• _What the task asks_
Copy all lines holding the word "Kids" from the entries.

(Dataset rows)
━━━━━━━━━━

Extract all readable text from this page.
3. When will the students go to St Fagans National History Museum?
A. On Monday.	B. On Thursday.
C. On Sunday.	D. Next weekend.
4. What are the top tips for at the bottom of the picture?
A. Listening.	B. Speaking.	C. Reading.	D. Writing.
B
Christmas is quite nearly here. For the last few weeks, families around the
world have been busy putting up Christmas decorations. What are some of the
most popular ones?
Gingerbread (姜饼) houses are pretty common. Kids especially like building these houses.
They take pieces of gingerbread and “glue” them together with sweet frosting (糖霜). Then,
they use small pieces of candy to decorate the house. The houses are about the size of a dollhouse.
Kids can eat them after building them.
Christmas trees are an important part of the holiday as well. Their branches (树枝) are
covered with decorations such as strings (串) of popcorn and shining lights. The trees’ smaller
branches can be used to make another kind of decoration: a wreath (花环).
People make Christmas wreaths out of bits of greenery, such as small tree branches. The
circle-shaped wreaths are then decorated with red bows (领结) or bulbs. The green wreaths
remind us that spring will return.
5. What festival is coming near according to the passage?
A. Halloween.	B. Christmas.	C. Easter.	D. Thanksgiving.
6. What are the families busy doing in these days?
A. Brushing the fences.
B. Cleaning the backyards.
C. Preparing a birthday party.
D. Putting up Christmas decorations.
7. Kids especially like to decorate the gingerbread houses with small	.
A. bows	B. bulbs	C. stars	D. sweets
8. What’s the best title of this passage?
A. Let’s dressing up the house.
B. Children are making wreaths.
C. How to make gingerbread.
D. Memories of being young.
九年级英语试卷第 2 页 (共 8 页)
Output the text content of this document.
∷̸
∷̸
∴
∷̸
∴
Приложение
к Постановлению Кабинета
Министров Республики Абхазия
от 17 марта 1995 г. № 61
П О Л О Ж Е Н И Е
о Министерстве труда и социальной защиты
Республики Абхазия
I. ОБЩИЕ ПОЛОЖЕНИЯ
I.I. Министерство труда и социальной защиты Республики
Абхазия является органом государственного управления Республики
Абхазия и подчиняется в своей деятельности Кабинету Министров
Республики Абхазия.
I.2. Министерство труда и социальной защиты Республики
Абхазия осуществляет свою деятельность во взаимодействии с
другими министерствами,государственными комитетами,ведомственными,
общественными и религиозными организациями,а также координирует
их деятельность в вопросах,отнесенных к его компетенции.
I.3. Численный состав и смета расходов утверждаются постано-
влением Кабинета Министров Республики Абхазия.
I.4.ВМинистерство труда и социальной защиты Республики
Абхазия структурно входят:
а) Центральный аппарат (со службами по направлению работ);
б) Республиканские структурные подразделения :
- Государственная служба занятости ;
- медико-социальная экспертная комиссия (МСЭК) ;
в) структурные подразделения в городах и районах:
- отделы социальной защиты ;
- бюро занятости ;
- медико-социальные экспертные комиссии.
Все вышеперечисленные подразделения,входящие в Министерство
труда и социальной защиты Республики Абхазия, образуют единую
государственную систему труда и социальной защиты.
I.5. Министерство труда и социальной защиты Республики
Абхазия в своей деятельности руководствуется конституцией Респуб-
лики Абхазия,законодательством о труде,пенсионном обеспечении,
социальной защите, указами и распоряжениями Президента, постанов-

━━━━━━━━━━

• _Complete answer_
Gingerbread (姜饼) houses are pretty common. Kids especially like building these houses.
Kids can eat them after building them.
7. Kids especially like to decorate the gingerbread houses with small	.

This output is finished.